Scan the records for the word "Total". Copy each line that includes it.

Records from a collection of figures

○ ○ ○ ○ ○

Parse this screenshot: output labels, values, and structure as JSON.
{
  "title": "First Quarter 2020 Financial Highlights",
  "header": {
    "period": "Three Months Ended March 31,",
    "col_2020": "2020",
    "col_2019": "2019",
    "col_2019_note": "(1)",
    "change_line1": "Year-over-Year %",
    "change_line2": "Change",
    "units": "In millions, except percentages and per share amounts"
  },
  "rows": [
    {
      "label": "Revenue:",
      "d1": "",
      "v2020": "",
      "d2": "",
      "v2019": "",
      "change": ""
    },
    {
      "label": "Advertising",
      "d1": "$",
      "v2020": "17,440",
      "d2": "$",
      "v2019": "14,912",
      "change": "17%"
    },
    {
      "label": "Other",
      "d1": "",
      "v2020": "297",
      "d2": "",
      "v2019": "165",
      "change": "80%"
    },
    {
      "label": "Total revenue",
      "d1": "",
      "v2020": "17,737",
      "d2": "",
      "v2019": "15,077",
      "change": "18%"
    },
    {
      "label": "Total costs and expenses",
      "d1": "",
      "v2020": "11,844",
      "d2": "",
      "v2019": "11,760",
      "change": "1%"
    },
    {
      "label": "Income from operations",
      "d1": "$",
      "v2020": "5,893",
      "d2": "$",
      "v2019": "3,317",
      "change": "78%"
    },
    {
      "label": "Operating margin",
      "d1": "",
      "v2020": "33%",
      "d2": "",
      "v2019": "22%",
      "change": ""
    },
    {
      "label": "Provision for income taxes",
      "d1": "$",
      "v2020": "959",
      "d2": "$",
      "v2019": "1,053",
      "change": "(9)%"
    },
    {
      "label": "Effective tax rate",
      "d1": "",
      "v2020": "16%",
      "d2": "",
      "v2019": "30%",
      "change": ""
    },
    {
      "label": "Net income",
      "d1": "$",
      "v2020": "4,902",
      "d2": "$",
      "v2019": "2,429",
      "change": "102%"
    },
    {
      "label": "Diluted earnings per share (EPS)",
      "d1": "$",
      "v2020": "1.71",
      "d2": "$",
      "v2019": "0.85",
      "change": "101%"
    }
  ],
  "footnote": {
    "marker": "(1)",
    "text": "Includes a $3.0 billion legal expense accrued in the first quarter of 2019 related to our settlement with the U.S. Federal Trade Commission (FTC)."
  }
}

○ ○ ○ ○ ○

▶ [The reply]:
      "label": "Total revenue",
      "label": "Total costs and expenses",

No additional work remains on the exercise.